## Task details
Beginning with the line where "Serialize everything readable" appears, retype every remaining line of the data below, both the first and last included.

## Task data
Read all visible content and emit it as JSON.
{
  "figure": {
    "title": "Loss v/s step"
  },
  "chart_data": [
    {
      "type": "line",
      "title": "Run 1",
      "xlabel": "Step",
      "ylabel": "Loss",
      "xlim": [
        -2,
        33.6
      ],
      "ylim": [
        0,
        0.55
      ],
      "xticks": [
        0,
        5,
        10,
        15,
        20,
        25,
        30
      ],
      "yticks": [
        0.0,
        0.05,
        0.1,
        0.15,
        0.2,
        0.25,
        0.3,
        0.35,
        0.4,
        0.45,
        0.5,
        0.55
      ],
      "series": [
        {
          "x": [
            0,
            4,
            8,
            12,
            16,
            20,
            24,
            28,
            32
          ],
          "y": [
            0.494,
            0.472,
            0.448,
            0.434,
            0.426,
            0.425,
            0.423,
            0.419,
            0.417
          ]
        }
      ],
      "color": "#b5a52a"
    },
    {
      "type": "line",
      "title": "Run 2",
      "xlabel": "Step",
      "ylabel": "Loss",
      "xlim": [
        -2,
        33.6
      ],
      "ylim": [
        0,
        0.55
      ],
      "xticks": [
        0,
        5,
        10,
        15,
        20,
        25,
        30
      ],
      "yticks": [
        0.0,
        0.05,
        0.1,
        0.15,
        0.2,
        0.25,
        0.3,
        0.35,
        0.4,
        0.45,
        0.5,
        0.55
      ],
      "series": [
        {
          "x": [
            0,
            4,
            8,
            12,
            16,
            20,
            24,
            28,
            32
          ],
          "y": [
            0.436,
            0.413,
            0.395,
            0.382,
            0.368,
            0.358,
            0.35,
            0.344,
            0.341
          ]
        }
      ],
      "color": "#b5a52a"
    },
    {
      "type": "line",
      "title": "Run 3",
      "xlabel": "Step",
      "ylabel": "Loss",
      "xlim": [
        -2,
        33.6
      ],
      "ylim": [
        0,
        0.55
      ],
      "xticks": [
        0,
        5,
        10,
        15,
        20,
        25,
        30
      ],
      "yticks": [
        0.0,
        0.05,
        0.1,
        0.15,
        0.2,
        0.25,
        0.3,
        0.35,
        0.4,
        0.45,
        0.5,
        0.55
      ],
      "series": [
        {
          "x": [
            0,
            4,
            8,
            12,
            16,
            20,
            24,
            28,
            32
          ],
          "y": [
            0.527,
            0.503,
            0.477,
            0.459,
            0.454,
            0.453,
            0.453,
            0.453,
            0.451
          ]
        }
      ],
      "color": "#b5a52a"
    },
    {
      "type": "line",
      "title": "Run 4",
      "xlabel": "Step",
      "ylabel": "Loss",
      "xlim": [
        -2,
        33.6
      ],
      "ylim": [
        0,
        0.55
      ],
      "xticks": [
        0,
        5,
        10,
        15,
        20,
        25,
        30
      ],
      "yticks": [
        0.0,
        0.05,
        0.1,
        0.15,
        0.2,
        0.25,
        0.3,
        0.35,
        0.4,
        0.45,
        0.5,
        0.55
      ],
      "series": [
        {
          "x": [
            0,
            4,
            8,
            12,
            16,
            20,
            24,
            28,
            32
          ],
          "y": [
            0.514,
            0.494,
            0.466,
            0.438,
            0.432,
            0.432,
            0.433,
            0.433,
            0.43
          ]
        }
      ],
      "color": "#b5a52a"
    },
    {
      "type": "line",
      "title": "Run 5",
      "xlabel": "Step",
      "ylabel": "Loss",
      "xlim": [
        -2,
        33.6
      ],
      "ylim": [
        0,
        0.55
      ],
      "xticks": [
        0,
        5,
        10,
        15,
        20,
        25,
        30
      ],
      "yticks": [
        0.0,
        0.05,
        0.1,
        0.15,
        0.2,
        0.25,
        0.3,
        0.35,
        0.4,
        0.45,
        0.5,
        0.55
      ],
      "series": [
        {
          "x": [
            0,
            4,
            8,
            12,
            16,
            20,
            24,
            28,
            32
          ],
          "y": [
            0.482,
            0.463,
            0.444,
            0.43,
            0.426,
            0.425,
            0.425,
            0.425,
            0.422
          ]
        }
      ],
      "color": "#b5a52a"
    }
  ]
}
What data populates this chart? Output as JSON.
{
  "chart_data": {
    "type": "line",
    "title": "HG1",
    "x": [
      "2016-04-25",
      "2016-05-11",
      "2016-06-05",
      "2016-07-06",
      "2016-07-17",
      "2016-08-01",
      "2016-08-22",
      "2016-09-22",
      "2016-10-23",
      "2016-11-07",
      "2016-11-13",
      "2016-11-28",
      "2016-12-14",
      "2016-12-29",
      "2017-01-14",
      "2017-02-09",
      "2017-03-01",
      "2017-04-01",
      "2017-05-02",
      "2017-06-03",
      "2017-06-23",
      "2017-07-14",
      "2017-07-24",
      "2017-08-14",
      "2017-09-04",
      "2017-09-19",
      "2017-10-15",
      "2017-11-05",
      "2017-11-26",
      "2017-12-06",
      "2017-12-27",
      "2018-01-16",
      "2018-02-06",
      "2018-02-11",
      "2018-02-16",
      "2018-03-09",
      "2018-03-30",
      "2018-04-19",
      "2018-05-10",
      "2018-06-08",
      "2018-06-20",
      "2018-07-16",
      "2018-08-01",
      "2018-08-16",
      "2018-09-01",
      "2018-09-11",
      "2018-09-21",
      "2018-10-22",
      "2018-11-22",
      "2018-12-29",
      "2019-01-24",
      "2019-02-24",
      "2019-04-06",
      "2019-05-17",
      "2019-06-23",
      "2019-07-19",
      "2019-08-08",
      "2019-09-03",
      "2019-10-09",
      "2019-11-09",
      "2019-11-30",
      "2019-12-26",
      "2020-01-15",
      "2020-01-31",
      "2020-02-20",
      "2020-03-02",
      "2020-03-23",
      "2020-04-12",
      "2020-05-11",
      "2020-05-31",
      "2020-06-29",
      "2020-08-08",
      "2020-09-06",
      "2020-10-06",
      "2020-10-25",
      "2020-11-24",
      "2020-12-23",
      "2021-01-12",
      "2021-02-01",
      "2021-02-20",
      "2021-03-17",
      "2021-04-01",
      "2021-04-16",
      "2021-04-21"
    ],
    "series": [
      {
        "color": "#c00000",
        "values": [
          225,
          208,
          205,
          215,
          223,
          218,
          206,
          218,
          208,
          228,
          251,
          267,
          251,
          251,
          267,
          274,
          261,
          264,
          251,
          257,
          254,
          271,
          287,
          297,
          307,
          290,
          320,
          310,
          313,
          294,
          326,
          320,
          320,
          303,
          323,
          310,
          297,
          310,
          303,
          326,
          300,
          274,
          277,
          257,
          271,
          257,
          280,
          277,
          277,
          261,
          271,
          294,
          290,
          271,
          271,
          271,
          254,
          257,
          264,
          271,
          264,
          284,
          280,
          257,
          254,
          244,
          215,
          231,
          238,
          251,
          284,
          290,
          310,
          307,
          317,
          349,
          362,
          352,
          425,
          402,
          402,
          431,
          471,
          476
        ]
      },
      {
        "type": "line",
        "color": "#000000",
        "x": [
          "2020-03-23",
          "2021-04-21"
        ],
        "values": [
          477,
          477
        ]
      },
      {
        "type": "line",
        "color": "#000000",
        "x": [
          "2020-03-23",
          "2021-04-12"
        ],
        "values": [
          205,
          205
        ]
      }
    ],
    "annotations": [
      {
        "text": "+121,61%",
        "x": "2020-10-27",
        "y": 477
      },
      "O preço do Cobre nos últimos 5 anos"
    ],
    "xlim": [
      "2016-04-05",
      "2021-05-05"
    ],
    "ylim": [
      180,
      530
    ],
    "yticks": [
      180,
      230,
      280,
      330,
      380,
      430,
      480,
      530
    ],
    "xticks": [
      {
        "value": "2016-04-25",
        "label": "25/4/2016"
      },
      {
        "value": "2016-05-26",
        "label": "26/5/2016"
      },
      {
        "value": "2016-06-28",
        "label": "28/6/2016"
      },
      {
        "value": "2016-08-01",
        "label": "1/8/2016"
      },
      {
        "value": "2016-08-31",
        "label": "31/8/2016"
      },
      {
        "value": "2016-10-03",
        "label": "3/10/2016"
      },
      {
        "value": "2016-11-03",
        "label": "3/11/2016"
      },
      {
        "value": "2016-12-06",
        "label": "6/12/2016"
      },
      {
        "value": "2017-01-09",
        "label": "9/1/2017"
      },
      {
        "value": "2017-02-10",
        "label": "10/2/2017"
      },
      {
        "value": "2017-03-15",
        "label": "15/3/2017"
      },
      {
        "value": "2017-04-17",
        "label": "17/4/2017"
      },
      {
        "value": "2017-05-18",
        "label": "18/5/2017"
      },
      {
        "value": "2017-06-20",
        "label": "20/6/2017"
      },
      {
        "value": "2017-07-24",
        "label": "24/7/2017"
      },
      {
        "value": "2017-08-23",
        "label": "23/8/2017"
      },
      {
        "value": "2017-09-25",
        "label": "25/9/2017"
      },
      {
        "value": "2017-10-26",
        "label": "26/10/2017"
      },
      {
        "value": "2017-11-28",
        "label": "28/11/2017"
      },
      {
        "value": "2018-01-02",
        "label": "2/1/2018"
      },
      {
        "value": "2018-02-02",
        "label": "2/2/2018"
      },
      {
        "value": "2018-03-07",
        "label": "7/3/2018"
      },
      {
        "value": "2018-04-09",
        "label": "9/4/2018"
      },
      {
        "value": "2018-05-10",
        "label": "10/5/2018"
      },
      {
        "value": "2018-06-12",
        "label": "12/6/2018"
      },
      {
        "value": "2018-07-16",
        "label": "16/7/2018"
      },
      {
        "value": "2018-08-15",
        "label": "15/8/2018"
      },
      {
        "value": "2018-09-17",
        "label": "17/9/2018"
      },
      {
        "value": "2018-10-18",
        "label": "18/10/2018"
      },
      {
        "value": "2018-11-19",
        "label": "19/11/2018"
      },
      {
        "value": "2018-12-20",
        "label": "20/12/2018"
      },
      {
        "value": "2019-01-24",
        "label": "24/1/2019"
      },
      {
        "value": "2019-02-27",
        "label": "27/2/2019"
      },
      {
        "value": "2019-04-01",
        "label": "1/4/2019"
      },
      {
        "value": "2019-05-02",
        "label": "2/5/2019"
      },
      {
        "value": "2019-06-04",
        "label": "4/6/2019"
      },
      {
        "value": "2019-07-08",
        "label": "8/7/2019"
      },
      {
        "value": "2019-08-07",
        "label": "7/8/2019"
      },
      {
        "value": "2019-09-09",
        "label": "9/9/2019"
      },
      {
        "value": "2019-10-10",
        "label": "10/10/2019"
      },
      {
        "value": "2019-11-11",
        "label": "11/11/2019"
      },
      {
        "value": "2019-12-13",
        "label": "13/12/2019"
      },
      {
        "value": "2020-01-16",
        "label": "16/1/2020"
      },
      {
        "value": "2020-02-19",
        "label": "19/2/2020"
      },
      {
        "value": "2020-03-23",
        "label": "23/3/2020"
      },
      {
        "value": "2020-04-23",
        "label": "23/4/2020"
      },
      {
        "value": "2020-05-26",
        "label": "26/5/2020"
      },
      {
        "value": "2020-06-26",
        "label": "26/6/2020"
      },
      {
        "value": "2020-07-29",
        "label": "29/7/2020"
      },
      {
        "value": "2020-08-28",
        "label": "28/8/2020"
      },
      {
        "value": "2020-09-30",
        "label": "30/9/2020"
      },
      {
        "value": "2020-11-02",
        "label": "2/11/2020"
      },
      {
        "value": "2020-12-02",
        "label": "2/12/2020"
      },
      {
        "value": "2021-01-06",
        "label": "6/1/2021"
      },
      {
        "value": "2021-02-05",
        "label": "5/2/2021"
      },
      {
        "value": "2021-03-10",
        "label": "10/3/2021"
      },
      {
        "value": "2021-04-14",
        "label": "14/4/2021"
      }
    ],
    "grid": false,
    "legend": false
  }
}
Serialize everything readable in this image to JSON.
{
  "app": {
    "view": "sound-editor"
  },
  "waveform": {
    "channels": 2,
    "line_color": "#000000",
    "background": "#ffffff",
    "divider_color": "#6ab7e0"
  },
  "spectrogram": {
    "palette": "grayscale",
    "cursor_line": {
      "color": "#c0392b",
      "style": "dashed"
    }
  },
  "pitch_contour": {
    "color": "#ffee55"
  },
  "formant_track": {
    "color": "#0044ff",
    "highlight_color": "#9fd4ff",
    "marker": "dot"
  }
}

## Answer below
Serialize everything readable in this image to JSON.
{
  "app": {
    "view": "sound-editor"
  },
  "waveform": {
    "channels": 2,
    "line_color": "#000000",
    "background": "#ffffff",
    "divider_color": "#6ab7e0"
  },
  "spectrogram": {
    "palette": "grayscale",
    "cursor_line": {
      "color": "#c0392b",
      "style": "dashed"
    }
  },
  "pitch_contour": {
    "color": "#ffee55"
  },
  "formant_track": {
    "color": "#0044ff",
    "highlight_color": "#9fd4ff",
    "marker": "dot"
  }
}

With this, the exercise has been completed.